_Stated exercise_
Wherever the string "articles" appears in the listing, copy that line.

_Available data_
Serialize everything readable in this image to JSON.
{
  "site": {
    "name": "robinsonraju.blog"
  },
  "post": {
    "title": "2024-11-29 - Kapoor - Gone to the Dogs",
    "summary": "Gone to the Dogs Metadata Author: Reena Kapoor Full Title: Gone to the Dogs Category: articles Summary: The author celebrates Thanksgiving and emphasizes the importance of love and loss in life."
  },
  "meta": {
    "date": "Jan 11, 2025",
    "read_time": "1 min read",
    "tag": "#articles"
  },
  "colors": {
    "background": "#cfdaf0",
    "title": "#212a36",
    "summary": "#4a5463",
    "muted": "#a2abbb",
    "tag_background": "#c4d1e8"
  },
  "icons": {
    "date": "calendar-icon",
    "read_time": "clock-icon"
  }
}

_Exercise output_
    "summary": "Gone to the Dogs Metadata Author: Reena Kapoor Full Title: Gone to the Dogs Category: articles Summary: The author celebrates Thanksgiving and emphasizes the importance of love and loss in life."
    "tag": "#articles"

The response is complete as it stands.